• [What the task asks]:
Counting only lines of the listing below that hold the word "ylabel", give the total and nothing else.

• [Extracted material]:
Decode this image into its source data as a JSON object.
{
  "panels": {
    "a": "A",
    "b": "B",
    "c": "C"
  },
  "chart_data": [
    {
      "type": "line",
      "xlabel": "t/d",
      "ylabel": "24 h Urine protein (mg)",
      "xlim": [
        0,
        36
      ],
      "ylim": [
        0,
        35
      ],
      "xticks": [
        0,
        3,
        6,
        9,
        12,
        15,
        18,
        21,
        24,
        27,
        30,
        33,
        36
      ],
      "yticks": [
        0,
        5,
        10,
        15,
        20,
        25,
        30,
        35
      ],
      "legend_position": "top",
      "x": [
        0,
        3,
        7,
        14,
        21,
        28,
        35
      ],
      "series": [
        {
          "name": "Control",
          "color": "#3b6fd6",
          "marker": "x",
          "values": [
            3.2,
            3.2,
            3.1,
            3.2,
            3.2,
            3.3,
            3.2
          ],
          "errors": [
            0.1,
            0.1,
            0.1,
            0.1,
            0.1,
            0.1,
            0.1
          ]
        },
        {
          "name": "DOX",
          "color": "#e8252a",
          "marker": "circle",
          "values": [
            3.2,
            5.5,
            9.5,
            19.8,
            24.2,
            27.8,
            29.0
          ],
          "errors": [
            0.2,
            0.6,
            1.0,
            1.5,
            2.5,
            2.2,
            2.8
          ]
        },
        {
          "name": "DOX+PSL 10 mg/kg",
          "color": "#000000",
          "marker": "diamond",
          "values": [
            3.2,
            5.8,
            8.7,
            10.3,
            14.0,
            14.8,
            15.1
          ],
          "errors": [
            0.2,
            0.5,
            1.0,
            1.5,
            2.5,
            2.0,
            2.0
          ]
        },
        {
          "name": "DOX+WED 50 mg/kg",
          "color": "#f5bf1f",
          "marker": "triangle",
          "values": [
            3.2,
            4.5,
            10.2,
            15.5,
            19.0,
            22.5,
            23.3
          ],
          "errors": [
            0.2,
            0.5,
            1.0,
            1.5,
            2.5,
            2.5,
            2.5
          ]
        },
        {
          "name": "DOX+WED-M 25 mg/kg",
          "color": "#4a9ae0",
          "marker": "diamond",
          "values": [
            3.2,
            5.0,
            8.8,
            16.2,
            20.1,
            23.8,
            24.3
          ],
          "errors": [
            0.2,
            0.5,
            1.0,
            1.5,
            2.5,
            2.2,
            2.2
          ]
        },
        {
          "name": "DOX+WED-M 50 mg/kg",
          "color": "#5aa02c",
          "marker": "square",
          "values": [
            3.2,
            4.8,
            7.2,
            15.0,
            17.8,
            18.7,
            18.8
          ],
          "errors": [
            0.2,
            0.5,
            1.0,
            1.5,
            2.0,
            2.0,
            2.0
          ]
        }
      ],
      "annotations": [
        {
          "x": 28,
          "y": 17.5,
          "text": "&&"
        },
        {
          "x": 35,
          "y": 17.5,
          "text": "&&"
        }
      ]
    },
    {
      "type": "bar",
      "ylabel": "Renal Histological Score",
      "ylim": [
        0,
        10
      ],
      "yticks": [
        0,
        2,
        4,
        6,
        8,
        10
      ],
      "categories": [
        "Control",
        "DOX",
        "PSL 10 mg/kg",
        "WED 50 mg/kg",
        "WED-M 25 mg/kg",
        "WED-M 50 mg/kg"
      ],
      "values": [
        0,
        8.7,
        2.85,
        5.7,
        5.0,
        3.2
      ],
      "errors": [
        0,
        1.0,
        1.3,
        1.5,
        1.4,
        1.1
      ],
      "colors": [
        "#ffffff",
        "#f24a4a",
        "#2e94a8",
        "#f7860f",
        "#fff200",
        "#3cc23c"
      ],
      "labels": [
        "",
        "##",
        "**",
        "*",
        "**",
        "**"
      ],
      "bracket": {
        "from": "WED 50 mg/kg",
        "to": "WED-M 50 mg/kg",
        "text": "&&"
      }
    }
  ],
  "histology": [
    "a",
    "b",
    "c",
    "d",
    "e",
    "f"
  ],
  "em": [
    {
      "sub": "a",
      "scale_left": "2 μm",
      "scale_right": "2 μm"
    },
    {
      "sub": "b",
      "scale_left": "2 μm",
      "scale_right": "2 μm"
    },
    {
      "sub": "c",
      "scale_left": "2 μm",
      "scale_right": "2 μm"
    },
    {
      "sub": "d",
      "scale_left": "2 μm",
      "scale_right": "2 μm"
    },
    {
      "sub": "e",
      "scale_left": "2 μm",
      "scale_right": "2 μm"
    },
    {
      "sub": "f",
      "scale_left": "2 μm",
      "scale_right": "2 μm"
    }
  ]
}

• [Solution to the exercise]:
2